_The exercise_.
In full and without deviation, write out the entries that follow.

Records from a collection of figures:
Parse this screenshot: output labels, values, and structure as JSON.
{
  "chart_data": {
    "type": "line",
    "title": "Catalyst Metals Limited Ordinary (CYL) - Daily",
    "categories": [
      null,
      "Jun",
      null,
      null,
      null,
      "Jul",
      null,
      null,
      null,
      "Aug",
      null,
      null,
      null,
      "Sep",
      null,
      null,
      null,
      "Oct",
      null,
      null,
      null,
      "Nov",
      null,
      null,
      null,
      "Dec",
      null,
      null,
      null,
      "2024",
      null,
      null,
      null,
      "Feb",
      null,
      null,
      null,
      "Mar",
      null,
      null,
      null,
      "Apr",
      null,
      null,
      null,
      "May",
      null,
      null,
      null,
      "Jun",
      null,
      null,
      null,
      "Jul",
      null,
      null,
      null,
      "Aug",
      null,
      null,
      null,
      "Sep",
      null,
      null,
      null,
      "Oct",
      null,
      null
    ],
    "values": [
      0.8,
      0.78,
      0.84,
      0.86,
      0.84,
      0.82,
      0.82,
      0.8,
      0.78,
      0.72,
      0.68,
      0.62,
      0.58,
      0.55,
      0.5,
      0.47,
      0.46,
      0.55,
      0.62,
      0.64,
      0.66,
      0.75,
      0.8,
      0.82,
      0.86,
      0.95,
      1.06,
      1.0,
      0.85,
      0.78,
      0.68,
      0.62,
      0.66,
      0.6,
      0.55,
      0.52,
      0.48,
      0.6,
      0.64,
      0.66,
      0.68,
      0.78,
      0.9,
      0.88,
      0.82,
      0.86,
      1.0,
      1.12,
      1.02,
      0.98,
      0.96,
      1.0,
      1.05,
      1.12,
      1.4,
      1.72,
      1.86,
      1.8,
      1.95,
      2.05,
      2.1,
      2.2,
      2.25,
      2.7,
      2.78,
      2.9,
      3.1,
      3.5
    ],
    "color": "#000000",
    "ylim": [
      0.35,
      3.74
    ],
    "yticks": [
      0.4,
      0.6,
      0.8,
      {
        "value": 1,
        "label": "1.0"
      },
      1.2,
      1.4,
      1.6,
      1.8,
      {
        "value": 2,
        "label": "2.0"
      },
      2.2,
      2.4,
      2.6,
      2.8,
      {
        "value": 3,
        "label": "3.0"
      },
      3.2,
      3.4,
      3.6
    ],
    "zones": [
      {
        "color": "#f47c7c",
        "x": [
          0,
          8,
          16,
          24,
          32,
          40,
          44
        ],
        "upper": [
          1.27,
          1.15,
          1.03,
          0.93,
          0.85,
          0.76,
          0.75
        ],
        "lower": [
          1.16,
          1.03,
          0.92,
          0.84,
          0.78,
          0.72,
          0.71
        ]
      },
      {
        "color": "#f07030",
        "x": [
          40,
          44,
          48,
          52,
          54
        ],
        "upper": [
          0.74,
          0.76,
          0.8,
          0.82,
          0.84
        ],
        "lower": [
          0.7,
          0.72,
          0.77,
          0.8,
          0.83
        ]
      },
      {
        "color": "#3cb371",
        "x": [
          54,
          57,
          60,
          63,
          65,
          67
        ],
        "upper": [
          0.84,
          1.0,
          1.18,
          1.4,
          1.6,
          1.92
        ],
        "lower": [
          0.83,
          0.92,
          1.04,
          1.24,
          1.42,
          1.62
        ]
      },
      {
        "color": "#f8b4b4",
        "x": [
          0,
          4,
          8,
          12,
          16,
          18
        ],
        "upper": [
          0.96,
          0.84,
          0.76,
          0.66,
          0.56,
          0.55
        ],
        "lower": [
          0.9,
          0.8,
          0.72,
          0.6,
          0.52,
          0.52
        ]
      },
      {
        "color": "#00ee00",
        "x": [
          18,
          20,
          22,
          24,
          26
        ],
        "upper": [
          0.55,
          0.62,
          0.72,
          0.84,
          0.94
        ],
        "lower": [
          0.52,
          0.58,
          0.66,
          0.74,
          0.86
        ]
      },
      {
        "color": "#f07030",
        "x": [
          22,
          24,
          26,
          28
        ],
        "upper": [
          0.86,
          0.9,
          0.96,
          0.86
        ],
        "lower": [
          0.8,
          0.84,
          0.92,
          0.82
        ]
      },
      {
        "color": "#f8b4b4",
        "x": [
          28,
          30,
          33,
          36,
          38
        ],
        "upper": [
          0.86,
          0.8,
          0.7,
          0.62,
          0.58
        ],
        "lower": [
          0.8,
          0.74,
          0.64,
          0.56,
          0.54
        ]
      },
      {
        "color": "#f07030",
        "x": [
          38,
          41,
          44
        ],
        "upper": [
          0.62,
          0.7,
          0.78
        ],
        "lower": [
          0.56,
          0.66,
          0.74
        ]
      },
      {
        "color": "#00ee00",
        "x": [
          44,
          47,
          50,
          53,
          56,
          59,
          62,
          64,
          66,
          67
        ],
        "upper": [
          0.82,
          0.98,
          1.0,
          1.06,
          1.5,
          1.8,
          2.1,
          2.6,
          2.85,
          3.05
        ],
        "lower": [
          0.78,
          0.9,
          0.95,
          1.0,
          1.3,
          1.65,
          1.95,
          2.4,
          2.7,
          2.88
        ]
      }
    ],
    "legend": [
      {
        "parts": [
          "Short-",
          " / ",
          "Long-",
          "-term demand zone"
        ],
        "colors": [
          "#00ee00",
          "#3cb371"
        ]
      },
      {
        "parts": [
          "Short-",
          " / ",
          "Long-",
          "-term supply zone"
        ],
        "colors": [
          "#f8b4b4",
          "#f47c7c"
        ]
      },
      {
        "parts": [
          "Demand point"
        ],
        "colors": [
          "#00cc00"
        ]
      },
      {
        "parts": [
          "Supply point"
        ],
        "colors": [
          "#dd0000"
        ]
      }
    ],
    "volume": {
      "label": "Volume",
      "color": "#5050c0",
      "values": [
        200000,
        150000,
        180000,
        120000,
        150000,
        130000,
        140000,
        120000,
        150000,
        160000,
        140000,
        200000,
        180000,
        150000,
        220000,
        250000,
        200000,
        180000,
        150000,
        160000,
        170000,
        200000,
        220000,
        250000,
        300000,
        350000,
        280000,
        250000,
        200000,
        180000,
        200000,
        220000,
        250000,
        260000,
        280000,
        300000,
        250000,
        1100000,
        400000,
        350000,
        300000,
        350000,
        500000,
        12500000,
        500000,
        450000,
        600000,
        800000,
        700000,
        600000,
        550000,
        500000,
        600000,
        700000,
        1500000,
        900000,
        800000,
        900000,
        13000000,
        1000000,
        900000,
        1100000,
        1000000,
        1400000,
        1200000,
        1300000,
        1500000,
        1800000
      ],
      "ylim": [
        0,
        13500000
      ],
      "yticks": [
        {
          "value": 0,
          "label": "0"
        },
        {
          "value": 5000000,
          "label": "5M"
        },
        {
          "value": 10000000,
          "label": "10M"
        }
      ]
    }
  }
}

_Exercise solution_.
Parse this screenshot: output labels, values, and structure as JSON.
{
  "chart_data": {
    "type": "line",
    "title": "Catalyst Metals Limited Ordinary (CYL) - Daily",
    "categories": [
      null,
      "Jun",
      null,
      null,
      null,
      "Jul",
      null,
      null,
      null,
      "Aug",
      null,
      null,
      null,
      "Sep",
      null,
      null,
      null,
      "Oct",
      null,
      null,
      null,
      "Nov",
      null,
      null,
      null,
      "Dec",
      null,
      null,
      null,
      "2024",
      null,
      null,
      null,
      "Feb",
      null,
      null,
      null,
      "Mar",
      null,
      null,
      null,
      "Apr",
      null,
      null,
      null,
      "May",
      null,
      null,
      null,
      "Jun",
      null,
      null,
      null,
      "Jul",
      null,
      null,
      null,
      "Aug",
      null,
      null,
      null,
      "Sep",
      null,
      null,
      null,
      "Oct",
      null,
      null
    ],
    "values": [
      0.8,
      0.78,
      0.84,
      0.86,
      0.84,
      0.82,
      0.82,
      0.8,
      0.78,
      0.72,
      0.68,
      0.62,
      0.58,
      0.55,
      0.5,
      0.47,
      0.46,
      0.55,
      0.62,
      0.64,
      0.66,
      0.75,
      0.8,
      0.82,
      0.86,
      0.95,
      1.06,
      1.0,
      0.85,
      0.78,
      0.68,
      0.62,
      0.66,
      0.6,
      0.55,
      0.52,
      0.48,
      0.6,
      0.64,
      0.66,
      0.68,
      0.78,
      0.9,
      0.88,
      0.82,
      0.86,
      1.0,
      1.12,
      1.02,
      0.98,
      0.96,
      1.0,
      1.05,
      1.12,
      1.4,
      1.72,
      1.86,
      1.8,
      1.95,
      2.05,
      2.1,
      2.2,
      2.25,
      2.7,
      2.78,
      2.9,
      3.1,
      3.5
    ],
    "color": "#000000",
    "ylim": [
      0.35,
      3.74
    ],
    "yticks": [
      0.4,
      0.6,
      0.8,
      {
        "value": 1,
        "label": "1.0"
      },
      1.2,
      1.4,
      1.6,
      1.8,
      {
        "value": 2,
        "label": "2.0"
      },
      2.2,
      2.4,
      2.6,
      2.8,
      {
        "value": 3,
        "label": "3.0"
      },
      3.2,
      3.4,
      3.6
    ],
    "zones": [
      {
        "color": "#f47c7c",
        "x": [
          0,
          8,
          16,
          24,
          32,
          40,
          44
        ],
        "upper": [
          1.27,
          1.15,
          1.03,
          0.93,
          0.85,
          0.76,
          0.75
        ],
        "lower": [
          1.16,
          1.03,
          0.92,
          0.84,
          0.78,
          0.72,
          0.71
        ]
      },
      {
        "color": "#f07030",
        "x": [
          40,
          44,
          48,
          52,
          54
        ],
        "upper": [
          0.74,
          0.76,
          0.8,
          0.82,
          0.84
        ],
        "lower": [
          0.7,
          0.72,
          0.77,
          0.8,
          0.83
        ]
      },
      {
        "color": "#3cb371",
        "x": [
          54,
          57,
          60,
          63,
          65,
          67
        ],
        "upper": [
          0.84,
          1.0,
          1.18,
          1.4,
          1.6,
          1.92
        ],
        "lower": [
          0.83,
          0.92,
          1.04,
          1.24,
          1.42,
          1.62
        ]
      },
      {
        "color": "#f8b4b4",
        "x": [
          0,
          4,
          8,
          12,
          16,
          18
        ],
        "upper": [
          0.96,
          0.84,
          0.76,
          0.66,
          0.56,
          0.55
        ],
        "lower": [
          0.9,
          0.8,
          0.72,
          0.6,
          0.52,
          0.52
        ]
      },
      {
        "color": "#00ee00",
        "x": [
          18,
          20,
          22,
          24,
          26
        ],
        "upper": [
          0.55,
          0.62,
          0.72,
          0.84,
          0.94
        ],
        "lower": [
          0.52,
          0.58,
          0.66,
          0.74,
          0.86
        ]
      },
      {
        "color": "#f07030",
        "x": [
          22,
          24,
          26,
          28
        ],
        "upper": [
          0.86,
          0.9,
          0.96,
          0.86
        ],
        "lower": [
          0.8,
          0.84,
          0.92,
          0.82
        ]
      },
      {
        "color": "#f8b4b4",
        "x": [
          28,
          30,
          33,
          36,
          38
        ],
        "upper": [
          0.86,
          0.8,
          0.7,
          0.62,
          0.58
        ],
        "lower": [
          0.8,
          0.74,
          0.64,
          0.56,
          0.54
        ]
      },
      {
        "color": "#f07030",
        "x": [
          38,
          41,
          44
        ],
        "upper": [
          0.62,
          0.7,
          0.78
        ],
        "lower": [
          0.56,
          0.66,
          0.74
        ]
      },
      {
        "color": "#00ee00",
        "x": [
          44,
          47,
          50,
          53,
          56,
          59,
          62,
          64,
          66,
          67
        ],
        "upper": [
          0.82,
          0.98,
          1.0,
          1.06,
          1.5,
          1.8,
          2.1,
          2.6,
          2.85,
          3.05
        ],
        "lower": [
          0.78,
          0.9,
          0.95,
          1.0,
          1.3,
          1.65,
          1.95,
          2.4,
          2.7,
          2.88
        ]
      }
    ],
    "legend": [
      {
        "parts": [
          "Short-",
          " / ",
          "Long-",
          "-term demand zone"
        ],
        "colors": [
          "#00ee00",
          "#3cb371"
        ]
      },
      {
        "parts": [
          "Short-",
          " / ",
          "Long-",
          "-term supply zone"
        ],
        "colors": [
          "#f8b4b4",
          "#f47c7c"
        ]
      },
      {
        "parts": [
          "Demand point"
        ],
        "colors": [
          "#00cc00"
        ]
      },
      {
        "parts": [
          "Supply point"
        ],
        "colors": [
          "#dd0000"
        ]
      }
    ],
    "volume": {
      "label": "Volume",
      "color": "#5050c0",
      "values": [
        200000,
        150000,
        180000,
        120000,
        150000,
        130000,
        140000,
        120000,
        150000,
        160000,
        140000,
        200000,
        180000,
        150000,
        220000,
        250000,
        200000,
        180000,
        150000,
        160000,
        170000,
        200000,
        220000,
        250000,
        300000,
        350000,
        280000,
        250000,
        200000,
        180000,
        200000,
        220000,
        250000,
        260000,
        280000,
        300000,
        250000,
        1100000,
        400000,
        350000,
        300000,
        350000,
        500000,
        12500000,
        500000,
        450000,
        600000,
        800000,
        700000,
        600000,
        550000,
        500000,
        600000,
        700000,
        1500000,
        900000,
        800000,
        900000,
        13000000,
        1000000,
        900000,
        1100000,
        1000000,
        1400000,
        1200000,
        1300000,
        1500000,
        1800000
      ],
      "ylim": [
        0,
        13500000
      ],
      "yticks": [
        {
          "value": 0,
          "label": "0"
        },
        {
          "value": 5000000,
          "label": "5M"
        },
        {
          "value": 10000000,
          "label": "10M"
        }
      ]
    }
  }
}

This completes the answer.